*** EXERCISE INPUTS

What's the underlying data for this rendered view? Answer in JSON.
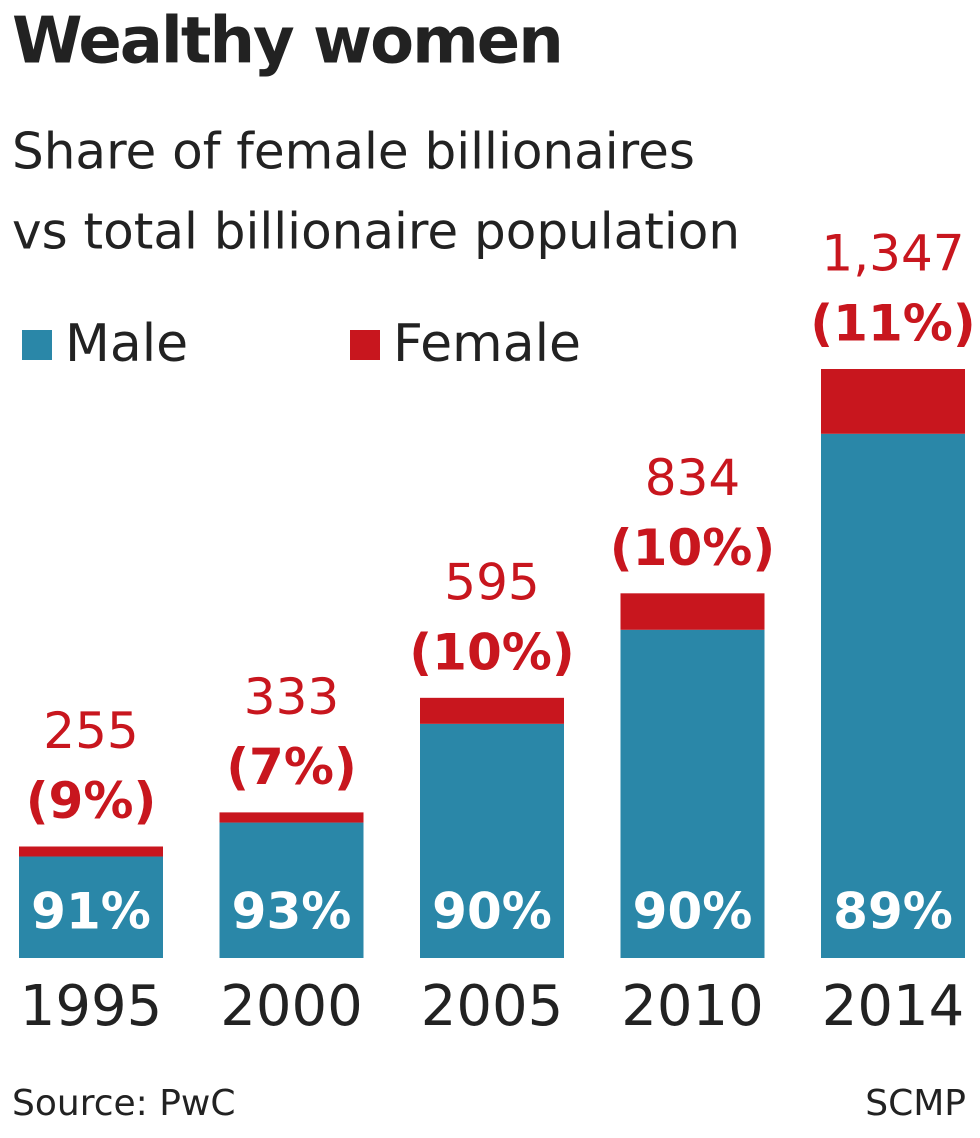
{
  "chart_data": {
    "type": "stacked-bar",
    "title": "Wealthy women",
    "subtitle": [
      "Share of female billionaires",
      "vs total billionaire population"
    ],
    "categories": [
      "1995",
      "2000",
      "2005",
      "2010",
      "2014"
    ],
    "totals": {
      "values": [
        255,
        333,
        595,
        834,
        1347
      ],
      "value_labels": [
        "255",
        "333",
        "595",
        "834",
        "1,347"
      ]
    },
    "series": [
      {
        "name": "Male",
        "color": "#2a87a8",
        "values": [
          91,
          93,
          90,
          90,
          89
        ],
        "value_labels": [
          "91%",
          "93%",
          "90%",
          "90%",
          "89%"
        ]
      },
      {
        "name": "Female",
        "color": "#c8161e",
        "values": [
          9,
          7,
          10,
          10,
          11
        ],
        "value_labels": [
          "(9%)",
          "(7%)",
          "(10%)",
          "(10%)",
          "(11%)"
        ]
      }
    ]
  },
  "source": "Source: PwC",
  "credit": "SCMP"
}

******

SET EXERCISE
Every entry must be written out exactly, with all pictures left out.

ANSWER BELOW
What's the underlying data for this rendered view? Answer in JSON.
{
  "chart_data": {
    "type": "stacked-bar",
    "title": "Wealthy women",
    "subtitle": [
      "Share of female billionaires",
      "vs total billionaire population"
    ],
    "categories": [
      "1995",
      "2000",
      "2005",
      "2010",
      "2014"
    ],
    "totals": {
      "values": [
        255,
        333,
        595,
        834,
        1347
      ],
      "value_labels": [
        "255",
        "333",
        "595",
        "834",
        "1,347"
      ]
    },
    "series": [
      {
        "name": "Male",
        "color": "#2a87a8",
        "values": [
          91,
          93,
          90,
          90,
          89
        ],
        "value_labels": [
          "91%",
          "93%",
          "90%",
          "90%",
          "89%"
        ]
      },
      {
        "name": "Female",
        "color": "#c8161e",
        "values": [
          9,
          7,
          10,
          10,
          11
        ],
        "value_labels": [
          "(9%)",
          "(7%)",
          "(10%)",
          "(10%)",
          "(11%)"
        ]
      }
    ]
  },
  "source": "Source: PwC",
  "credit": "SCMP"
}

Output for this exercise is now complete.